TASK DETAILS
Edit the lines that begin with the one containing "- left-text-line: Die" and end with the one containing "- left-text-line: [28, 405, 260, 412]" so that "Kulicke" becomes "Schulze", keeping everything else unchanged. Give only those lines.

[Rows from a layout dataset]
- - -

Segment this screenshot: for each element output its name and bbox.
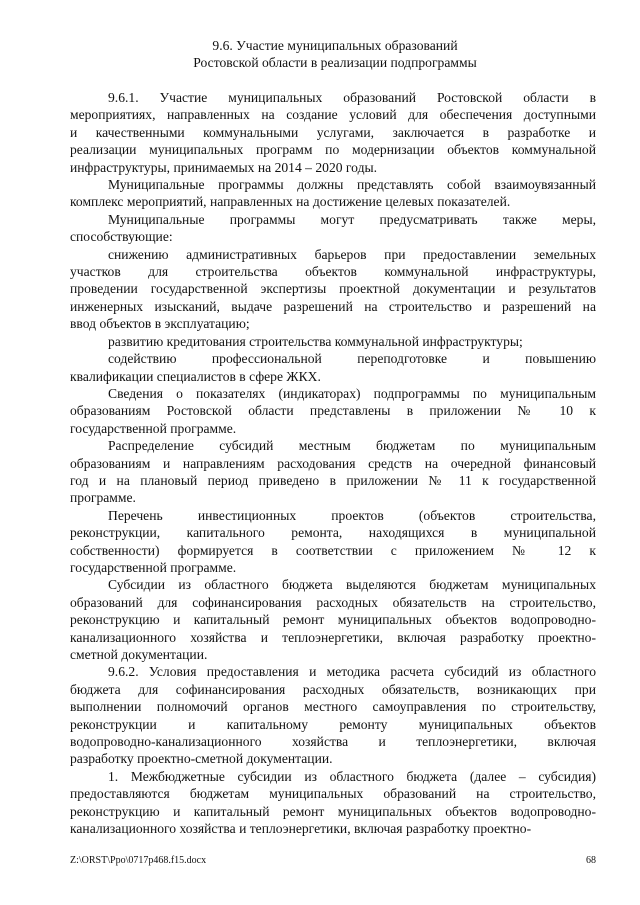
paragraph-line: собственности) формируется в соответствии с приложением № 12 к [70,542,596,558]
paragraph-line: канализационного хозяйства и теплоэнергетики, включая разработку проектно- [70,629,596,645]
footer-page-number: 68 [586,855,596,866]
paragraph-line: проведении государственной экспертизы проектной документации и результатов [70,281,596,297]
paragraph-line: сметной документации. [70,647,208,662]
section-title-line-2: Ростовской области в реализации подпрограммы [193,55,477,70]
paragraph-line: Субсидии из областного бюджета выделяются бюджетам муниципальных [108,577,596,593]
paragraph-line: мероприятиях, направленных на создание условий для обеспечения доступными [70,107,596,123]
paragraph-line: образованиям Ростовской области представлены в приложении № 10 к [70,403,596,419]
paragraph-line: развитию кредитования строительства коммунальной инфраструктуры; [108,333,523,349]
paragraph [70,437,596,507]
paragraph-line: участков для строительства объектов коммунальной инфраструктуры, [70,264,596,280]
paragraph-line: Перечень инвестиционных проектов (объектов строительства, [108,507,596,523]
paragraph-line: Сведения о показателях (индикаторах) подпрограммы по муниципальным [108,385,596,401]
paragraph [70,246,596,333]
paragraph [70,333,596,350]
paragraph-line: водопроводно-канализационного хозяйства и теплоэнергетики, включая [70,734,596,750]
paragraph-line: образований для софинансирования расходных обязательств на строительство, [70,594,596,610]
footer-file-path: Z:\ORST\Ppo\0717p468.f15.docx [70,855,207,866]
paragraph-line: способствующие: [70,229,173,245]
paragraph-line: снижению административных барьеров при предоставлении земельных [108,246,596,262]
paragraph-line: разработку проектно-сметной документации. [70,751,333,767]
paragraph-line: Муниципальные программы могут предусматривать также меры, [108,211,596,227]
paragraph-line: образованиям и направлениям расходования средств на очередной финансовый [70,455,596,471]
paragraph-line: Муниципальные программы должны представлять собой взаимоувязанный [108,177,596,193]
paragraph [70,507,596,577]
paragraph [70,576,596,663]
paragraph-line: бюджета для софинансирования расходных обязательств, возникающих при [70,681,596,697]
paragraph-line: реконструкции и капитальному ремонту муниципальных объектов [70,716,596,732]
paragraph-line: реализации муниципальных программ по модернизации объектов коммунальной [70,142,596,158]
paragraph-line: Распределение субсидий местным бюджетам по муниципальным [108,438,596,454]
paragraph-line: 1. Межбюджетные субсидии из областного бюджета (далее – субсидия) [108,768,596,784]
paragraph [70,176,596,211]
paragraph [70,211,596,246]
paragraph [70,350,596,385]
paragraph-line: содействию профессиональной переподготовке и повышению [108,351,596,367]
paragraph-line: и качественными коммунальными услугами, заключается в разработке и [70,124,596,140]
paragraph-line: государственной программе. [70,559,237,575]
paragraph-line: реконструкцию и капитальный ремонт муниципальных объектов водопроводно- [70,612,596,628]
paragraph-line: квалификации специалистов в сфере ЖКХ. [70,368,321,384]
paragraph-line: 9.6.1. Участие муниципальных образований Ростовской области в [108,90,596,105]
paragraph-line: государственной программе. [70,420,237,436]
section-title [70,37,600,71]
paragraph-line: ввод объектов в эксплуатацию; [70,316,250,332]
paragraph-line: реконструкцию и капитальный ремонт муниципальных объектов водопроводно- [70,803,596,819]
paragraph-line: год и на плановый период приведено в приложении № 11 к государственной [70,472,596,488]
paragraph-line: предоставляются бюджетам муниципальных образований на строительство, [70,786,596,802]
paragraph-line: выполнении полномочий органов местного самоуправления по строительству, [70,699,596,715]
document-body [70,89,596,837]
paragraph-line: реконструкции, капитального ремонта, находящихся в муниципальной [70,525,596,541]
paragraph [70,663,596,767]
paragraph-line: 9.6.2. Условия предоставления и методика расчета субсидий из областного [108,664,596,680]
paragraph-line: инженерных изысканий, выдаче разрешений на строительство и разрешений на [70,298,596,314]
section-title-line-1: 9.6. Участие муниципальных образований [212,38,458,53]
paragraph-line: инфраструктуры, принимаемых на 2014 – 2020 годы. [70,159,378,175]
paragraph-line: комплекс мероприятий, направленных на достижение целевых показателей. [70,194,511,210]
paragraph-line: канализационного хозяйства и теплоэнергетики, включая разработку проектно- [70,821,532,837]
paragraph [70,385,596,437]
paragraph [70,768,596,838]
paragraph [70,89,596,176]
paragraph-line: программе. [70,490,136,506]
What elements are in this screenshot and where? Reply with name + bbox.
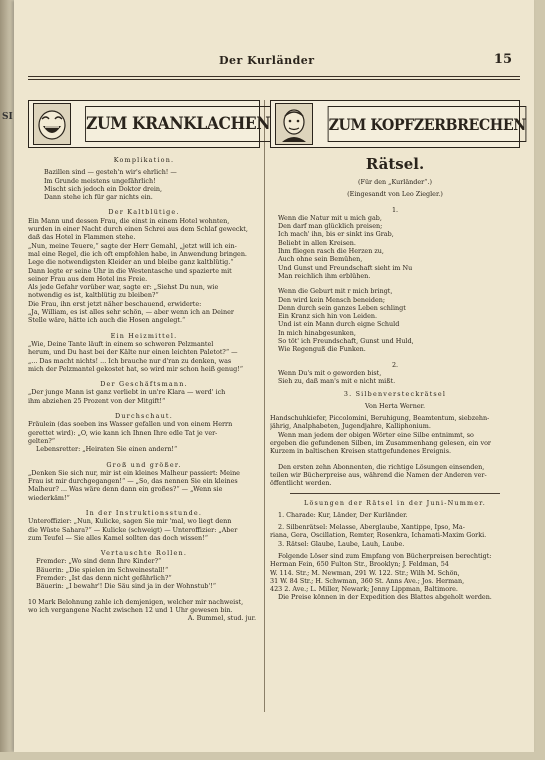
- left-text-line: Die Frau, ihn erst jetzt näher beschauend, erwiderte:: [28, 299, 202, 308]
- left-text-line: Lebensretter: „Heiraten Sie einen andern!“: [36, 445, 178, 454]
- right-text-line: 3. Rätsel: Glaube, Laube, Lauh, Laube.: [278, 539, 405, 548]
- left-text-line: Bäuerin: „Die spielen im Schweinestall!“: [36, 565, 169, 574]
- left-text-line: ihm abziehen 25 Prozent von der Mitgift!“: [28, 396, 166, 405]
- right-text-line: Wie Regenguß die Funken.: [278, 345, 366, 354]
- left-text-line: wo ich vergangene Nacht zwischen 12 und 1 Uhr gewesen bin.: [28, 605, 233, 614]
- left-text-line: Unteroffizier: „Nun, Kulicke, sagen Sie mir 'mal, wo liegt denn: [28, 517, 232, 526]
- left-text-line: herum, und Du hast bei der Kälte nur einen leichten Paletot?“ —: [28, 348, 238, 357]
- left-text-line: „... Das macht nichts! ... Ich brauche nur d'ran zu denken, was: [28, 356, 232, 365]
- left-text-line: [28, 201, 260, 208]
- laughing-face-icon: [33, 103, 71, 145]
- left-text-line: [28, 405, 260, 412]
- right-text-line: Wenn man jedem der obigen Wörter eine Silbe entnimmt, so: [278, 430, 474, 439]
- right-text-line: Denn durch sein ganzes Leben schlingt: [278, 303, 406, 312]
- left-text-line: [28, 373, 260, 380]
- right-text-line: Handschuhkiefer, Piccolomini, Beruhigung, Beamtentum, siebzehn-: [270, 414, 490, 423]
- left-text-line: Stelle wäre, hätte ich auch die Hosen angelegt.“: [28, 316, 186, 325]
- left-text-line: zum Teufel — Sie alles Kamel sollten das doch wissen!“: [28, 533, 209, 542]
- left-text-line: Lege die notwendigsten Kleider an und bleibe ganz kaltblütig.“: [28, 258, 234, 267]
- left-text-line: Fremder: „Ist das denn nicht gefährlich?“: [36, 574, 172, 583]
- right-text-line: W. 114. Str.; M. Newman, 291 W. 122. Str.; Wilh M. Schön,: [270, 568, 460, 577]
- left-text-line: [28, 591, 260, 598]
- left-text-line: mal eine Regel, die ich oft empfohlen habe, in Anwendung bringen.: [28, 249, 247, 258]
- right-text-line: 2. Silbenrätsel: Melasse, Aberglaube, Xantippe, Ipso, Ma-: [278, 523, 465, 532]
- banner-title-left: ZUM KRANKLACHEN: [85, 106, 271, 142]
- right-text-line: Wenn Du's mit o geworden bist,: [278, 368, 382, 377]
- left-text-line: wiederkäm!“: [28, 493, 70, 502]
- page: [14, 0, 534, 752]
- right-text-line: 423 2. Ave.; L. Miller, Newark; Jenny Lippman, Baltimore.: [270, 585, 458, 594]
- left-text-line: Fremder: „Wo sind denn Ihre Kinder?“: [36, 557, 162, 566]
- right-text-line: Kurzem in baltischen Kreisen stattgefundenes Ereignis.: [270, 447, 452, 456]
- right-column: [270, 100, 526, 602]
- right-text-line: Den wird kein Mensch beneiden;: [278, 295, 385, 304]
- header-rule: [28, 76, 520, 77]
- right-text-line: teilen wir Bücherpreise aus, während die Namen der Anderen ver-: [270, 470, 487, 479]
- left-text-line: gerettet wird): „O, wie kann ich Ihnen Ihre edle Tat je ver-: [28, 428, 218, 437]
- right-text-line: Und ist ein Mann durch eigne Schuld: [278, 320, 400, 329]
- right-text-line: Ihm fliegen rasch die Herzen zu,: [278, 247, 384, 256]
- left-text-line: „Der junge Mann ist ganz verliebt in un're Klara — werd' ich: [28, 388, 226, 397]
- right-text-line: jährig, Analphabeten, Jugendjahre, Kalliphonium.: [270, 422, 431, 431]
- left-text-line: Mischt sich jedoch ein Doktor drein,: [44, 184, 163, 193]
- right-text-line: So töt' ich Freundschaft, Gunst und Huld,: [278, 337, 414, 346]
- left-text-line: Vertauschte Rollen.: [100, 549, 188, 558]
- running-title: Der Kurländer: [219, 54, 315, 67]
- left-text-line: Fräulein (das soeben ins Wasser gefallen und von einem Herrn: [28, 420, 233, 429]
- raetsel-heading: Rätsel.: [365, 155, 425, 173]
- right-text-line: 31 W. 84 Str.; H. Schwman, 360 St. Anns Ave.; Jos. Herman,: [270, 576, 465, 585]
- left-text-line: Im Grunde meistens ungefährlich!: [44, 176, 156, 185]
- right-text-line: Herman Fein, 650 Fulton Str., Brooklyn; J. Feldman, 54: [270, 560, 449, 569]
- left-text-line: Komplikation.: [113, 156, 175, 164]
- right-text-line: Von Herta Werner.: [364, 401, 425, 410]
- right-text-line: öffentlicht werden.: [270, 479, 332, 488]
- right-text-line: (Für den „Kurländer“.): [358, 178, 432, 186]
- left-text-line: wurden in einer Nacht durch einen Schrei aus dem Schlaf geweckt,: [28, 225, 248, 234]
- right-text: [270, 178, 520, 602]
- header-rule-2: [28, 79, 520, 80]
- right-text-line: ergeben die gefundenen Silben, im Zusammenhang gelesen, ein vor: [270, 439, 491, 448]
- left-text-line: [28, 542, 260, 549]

- - -

ANSWER IN FULL
- left-text-line: Die Frau, ihn erst jetzt näher beschauend, erwiderte:: [28, 299, 202, 308]
- left-text-line: Lebensretter: „Heiraten Sie einen andern!“: [36, 445, 178, 454]
- right-text-line: 3. Rätsel: Glaube, Laube, Lauh, Laube.: [278, 539, 405, 548]
- left-text-line: Bäuerin: „Die spielen im Schweinestall!“: [36, 565, 169, 574]
- left-text-line: ihm abziehen 25 Prozent von der Mitgift!“: [28, 396, 166, 405]
- right-text-line: Wie Regenguß die Funken.: [278, 345, 366, 354]
- left-text-line: wo ich vergangene Nacht zwischen 12 und 1 Uhr gewesen bin.: [28, 605, 233, 614]
- left-text-line: Unteroffizier: „Nun, Schulze, sagen Sie mir 'mal, wo liegt denn: [28, 517, 232, 526]
- left-text-line: herum, und Du hast bei der Kälte nur einen leichten Paletot?“ —: [28, 348, 238, 357]
- left-text-line: „... Das macht nichts! ... Ich brauche nur d'ran zu denken, was: [28, 356, 232, 365]
- left-text-line: [28, 201, 260, 208]
- laughing-face-icon: [33, 103, 71, 145]
- left-text-line: [28, 405, 260, 412]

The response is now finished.